STATED PROBLEM >> In the listing below, locate the lines that hold "title" and copy them.

** start of INPUT FOR THIS TASK **

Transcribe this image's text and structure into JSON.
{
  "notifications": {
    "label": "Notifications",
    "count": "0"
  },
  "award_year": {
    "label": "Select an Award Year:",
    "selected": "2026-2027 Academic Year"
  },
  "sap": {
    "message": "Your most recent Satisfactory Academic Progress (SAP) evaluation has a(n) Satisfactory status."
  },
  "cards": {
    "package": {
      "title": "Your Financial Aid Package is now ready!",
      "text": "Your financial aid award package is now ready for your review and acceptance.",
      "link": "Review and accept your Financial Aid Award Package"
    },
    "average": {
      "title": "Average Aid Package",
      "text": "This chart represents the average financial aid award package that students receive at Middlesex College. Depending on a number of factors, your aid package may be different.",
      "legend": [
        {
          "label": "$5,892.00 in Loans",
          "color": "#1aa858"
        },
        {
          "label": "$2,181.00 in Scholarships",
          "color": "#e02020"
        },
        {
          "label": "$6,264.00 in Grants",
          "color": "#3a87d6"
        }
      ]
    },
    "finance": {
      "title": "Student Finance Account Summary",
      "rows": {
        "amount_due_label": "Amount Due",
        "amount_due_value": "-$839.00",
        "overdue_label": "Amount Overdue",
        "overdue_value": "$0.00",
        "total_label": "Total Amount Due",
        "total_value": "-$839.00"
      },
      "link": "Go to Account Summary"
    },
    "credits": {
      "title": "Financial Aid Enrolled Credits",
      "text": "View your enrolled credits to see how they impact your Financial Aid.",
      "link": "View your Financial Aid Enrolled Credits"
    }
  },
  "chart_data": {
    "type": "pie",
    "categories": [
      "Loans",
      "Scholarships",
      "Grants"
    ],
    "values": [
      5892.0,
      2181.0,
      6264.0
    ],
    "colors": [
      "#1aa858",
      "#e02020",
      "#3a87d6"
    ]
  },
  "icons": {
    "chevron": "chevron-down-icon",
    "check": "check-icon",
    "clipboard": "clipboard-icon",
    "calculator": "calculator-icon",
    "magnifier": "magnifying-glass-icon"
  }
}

** end of INPUT FOR THIS TASK **

RESULT OF THE EXERCISE >>
      "title": "Your Financial Aid Package is now ready!",
      "title": "Average Aid Package",
      "title": "Student Finance Account Summary",
      "title": "Financial Aid Enrolled Credits",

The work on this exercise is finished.